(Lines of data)

* * * * * * * * *

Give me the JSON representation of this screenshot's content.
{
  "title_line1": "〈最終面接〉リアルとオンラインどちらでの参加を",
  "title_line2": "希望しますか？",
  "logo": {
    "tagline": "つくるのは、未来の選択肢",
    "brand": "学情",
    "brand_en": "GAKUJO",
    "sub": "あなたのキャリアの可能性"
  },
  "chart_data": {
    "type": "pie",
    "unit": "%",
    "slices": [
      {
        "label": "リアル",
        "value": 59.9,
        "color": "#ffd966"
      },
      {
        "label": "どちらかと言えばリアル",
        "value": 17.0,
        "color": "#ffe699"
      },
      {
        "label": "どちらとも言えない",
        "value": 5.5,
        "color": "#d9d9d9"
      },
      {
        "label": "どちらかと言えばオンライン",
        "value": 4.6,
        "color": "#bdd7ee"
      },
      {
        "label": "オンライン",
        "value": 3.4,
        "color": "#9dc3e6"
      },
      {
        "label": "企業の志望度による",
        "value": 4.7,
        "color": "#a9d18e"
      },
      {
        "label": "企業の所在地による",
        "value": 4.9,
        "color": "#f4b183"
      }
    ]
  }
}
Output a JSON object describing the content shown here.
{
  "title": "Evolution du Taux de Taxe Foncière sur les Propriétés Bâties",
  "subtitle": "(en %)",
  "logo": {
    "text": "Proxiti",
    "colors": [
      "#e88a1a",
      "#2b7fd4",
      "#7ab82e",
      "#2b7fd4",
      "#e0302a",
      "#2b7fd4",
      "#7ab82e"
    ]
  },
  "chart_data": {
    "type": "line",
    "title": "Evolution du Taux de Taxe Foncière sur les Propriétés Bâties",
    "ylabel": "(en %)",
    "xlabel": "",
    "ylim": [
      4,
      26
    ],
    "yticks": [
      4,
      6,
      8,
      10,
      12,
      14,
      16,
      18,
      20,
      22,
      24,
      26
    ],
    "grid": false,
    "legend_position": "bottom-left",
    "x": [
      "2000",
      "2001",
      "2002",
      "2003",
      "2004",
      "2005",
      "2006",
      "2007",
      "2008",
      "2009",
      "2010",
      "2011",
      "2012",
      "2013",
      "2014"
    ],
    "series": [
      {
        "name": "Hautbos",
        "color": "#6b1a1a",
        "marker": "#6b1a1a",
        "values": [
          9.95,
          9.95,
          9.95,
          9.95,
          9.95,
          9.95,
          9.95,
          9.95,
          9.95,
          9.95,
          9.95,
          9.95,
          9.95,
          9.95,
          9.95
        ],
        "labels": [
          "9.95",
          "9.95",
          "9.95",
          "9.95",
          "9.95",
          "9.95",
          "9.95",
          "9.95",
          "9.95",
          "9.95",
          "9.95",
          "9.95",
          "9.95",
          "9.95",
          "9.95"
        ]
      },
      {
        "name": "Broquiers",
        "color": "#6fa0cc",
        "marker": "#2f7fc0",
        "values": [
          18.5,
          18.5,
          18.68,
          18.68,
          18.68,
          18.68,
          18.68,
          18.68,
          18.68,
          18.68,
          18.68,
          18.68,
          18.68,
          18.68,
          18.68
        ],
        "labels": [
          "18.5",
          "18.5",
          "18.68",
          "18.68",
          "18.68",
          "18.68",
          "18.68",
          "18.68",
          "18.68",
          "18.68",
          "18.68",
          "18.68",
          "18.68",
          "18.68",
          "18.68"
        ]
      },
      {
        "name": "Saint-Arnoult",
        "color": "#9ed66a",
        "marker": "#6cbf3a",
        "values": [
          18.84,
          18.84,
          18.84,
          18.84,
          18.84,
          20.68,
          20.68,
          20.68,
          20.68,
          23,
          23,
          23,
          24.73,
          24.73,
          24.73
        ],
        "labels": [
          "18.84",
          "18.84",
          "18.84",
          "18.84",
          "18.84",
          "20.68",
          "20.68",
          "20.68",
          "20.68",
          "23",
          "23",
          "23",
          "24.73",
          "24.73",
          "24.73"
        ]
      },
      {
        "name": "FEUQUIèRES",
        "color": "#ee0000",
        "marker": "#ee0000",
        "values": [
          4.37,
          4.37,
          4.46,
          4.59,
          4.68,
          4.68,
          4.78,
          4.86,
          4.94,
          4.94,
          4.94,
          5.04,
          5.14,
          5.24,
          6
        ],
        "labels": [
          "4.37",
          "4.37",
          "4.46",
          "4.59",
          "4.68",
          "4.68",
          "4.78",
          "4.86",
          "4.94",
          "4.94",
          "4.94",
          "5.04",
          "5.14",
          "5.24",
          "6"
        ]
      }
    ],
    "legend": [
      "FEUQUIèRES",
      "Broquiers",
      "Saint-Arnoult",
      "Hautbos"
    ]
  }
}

* * * * * * * * *

Short task:
In the records above, tally the lines where the word "Foncière" appears, and give the number and nothing else.

Output below:
2